# What to do:
Write out all lines holding the word "ELODIE".

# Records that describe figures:
-- BEGIN --

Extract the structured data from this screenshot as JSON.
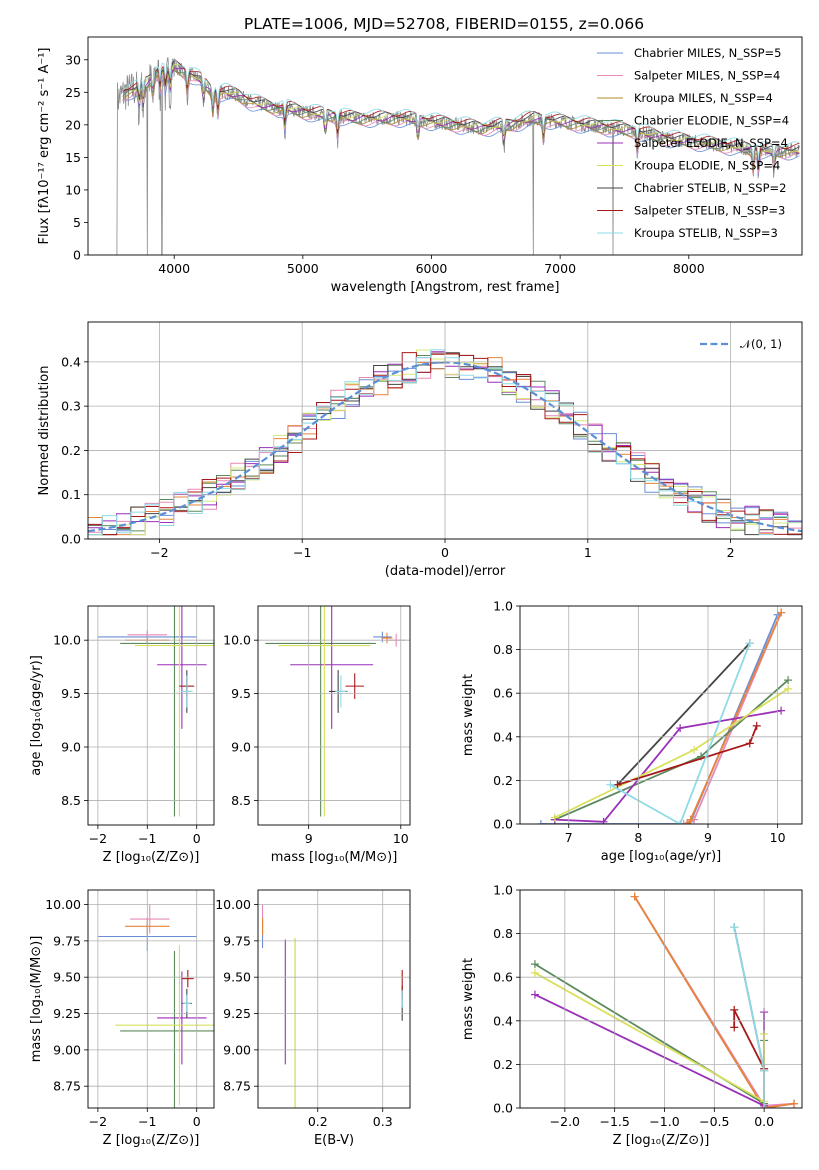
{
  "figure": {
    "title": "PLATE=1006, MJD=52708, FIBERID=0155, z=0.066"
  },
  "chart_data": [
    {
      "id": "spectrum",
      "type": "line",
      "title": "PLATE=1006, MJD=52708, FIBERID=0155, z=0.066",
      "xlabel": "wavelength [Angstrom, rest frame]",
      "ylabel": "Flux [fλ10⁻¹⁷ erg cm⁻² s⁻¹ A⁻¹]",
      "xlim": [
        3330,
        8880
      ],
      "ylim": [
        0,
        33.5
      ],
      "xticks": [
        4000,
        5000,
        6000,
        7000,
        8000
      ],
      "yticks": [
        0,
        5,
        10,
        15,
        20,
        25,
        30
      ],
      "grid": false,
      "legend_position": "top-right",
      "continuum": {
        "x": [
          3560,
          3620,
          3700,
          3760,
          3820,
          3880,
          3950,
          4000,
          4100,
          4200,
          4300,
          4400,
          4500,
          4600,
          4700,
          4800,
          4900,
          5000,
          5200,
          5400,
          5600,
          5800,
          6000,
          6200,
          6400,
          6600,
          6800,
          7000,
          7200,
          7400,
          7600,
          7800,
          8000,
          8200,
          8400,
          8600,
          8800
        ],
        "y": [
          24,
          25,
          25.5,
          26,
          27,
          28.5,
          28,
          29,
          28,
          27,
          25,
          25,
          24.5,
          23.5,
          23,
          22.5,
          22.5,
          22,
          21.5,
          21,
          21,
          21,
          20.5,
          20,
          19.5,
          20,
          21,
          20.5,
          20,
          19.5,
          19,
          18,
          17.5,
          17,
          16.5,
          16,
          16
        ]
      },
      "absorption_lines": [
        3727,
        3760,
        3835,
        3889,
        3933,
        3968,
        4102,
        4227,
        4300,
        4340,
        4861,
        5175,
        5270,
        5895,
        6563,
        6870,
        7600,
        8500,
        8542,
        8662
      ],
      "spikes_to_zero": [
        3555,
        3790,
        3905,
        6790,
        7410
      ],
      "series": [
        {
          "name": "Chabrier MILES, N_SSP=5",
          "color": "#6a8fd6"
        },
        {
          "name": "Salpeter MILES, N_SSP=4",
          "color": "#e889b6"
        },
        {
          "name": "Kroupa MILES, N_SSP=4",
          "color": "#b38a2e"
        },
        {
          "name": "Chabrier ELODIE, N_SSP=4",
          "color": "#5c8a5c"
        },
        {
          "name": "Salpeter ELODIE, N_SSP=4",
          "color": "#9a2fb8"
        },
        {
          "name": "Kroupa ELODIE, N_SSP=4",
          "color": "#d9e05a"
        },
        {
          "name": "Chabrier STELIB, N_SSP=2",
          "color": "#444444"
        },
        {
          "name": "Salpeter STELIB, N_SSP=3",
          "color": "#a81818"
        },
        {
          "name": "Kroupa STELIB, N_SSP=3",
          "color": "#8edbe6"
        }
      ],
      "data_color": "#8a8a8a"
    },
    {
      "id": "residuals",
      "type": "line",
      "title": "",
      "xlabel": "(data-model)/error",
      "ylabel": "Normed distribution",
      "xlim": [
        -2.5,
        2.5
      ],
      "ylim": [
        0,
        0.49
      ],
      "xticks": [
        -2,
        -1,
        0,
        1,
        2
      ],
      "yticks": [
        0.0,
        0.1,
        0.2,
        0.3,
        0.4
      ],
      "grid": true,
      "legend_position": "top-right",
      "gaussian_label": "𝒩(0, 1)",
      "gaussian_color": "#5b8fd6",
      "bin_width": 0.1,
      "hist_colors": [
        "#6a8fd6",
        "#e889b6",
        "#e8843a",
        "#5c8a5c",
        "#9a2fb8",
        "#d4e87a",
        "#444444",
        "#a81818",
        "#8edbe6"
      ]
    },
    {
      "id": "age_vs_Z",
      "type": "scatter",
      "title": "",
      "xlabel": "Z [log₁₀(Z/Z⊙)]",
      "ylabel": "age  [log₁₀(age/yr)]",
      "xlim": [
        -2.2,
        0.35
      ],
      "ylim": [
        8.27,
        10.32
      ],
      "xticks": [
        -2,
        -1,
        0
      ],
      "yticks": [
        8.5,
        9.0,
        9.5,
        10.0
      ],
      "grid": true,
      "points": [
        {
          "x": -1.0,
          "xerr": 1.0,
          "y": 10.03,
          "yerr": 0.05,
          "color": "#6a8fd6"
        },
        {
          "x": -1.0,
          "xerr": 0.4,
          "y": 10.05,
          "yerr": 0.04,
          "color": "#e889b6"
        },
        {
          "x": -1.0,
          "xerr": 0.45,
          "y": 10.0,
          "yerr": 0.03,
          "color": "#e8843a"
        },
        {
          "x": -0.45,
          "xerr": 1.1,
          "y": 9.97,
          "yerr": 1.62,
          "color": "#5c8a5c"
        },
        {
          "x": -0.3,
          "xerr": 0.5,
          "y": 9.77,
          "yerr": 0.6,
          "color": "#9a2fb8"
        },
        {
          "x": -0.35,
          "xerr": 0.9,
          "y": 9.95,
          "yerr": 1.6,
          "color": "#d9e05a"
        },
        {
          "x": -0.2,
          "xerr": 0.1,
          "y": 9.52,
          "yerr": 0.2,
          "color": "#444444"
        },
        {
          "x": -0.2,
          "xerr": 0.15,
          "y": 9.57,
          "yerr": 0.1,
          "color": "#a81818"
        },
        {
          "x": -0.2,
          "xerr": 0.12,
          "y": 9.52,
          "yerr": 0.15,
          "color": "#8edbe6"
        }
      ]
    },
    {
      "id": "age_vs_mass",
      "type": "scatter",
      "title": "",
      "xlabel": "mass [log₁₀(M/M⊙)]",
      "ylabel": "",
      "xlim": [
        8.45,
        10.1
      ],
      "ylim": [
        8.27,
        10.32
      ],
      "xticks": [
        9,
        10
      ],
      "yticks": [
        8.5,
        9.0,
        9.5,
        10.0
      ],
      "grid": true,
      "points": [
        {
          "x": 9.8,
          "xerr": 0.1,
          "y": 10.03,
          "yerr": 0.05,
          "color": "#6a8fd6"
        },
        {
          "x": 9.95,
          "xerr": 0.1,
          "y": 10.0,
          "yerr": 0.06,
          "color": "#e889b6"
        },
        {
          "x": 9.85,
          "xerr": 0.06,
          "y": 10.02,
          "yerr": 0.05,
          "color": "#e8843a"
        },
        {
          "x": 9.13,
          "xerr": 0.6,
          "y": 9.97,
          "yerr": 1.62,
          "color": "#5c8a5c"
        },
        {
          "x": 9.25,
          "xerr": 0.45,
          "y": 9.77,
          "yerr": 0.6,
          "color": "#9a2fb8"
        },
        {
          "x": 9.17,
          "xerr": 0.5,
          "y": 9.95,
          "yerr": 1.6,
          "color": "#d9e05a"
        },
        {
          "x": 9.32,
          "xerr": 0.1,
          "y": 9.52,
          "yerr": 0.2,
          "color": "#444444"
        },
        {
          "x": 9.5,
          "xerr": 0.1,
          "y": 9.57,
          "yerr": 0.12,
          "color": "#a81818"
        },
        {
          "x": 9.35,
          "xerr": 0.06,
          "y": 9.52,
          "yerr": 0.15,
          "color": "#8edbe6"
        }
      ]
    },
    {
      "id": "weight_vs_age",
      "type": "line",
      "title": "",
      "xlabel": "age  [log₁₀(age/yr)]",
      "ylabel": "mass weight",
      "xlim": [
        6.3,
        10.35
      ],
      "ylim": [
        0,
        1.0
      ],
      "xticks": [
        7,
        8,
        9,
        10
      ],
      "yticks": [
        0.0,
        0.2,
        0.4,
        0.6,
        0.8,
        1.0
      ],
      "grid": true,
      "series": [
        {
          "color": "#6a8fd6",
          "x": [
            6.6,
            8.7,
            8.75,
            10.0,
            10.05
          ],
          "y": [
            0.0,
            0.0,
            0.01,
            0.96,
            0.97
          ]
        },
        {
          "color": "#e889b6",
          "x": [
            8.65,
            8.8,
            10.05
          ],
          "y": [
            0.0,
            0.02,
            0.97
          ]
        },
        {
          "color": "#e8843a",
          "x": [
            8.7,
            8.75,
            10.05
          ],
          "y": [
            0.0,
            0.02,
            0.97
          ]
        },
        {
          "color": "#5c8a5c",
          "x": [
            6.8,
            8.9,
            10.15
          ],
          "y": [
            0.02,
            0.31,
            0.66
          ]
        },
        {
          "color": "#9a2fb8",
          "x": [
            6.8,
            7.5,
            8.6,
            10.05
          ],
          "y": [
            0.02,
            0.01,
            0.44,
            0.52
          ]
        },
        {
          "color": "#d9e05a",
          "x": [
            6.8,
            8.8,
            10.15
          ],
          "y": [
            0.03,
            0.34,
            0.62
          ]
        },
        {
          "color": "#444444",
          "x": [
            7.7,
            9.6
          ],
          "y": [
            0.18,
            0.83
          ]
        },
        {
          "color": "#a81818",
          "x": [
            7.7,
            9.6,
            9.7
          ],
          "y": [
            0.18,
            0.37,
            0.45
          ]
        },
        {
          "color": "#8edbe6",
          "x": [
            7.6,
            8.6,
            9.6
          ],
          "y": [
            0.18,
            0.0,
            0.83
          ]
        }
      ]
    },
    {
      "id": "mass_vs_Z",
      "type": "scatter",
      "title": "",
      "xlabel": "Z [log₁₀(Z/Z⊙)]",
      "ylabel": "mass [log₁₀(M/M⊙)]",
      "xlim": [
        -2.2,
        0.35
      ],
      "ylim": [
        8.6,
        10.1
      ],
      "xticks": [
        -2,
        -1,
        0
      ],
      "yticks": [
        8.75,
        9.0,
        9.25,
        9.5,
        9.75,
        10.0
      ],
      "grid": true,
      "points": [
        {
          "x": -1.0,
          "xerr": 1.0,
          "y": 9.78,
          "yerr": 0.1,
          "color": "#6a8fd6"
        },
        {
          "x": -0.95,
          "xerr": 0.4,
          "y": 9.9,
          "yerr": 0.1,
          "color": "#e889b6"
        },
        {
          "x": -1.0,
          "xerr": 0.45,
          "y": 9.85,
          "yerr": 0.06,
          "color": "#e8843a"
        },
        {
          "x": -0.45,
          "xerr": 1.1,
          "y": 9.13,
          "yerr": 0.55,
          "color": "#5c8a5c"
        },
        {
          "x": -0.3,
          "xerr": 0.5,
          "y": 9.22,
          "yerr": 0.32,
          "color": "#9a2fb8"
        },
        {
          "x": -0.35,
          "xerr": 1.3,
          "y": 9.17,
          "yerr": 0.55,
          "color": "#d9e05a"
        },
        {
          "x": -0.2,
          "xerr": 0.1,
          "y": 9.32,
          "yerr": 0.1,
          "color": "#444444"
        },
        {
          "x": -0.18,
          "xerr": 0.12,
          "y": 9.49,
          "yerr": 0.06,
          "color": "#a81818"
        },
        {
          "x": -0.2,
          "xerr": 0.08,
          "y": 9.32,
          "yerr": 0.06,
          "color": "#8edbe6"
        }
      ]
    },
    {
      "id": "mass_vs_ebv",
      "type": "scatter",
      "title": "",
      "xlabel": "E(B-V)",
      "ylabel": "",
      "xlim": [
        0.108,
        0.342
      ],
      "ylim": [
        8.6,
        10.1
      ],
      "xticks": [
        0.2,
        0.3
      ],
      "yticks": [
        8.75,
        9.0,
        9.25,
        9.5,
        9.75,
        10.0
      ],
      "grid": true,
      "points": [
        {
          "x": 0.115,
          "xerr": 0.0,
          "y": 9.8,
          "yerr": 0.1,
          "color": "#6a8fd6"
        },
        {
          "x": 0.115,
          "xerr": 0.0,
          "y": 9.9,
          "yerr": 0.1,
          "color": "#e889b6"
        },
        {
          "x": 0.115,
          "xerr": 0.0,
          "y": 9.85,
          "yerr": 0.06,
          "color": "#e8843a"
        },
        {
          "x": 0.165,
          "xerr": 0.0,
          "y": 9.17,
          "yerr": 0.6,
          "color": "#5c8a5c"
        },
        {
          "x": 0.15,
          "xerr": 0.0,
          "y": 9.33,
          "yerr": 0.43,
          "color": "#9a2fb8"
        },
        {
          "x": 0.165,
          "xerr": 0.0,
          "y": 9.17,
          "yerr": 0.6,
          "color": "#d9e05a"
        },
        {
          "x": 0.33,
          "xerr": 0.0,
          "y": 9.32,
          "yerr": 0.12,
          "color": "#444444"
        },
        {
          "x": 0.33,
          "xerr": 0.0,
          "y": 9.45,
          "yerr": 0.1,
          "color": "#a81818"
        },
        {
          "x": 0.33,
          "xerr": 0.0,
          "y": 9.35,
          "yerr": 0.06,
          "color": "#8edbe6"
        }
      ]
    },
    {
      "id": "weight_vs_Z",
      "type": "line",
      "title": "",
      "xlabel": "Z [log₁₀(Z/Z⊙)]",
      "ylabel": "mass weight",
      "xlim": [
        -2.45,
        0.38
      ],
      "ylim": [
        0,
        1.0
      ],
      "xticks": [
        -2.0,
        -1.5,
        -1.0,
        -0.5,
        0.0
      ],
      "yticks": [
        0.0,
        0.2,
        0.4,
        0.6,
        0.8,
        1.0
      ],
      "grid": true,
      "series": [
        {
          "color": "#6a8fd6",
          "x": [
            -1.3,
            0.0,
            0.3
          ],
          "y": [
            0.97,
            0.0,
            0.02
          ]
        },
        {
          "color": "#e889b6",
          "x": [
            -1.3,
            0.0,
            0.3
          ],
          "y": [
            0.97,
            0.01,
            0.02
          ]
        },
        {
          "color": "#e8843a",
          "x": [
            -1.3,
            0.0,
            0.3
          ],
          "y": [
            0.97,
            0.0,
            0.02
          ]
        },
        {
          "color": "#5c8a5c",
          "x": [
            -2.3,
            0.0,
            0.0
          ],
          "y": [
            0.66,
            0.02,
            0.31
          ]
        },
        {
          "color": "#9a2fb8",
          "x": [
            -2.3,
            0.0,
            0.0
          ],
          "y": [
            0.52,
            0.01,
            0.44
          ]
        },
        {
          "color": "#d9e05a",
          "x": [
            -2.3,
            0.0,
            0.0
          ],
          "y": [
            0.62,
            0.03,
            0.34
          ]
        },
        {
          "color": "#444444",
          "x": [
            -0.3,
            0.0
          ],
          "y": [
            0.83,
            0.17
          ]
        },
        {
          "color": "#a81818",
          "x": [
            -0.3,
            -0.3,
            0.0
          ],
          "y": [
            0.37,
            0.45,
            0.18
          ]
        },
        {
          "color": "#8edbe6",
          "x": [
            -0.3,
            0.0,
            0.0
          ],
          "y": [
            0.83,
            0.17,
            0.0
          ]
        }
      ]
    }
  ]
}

-- END --

# Output:
          "name": "Chabrier ELODIE, N_SSP=4",
          "name": "Salpeter ELODIE, N_SSP=4",
          "name": "Kroupa ELODIE, N_SSP=4",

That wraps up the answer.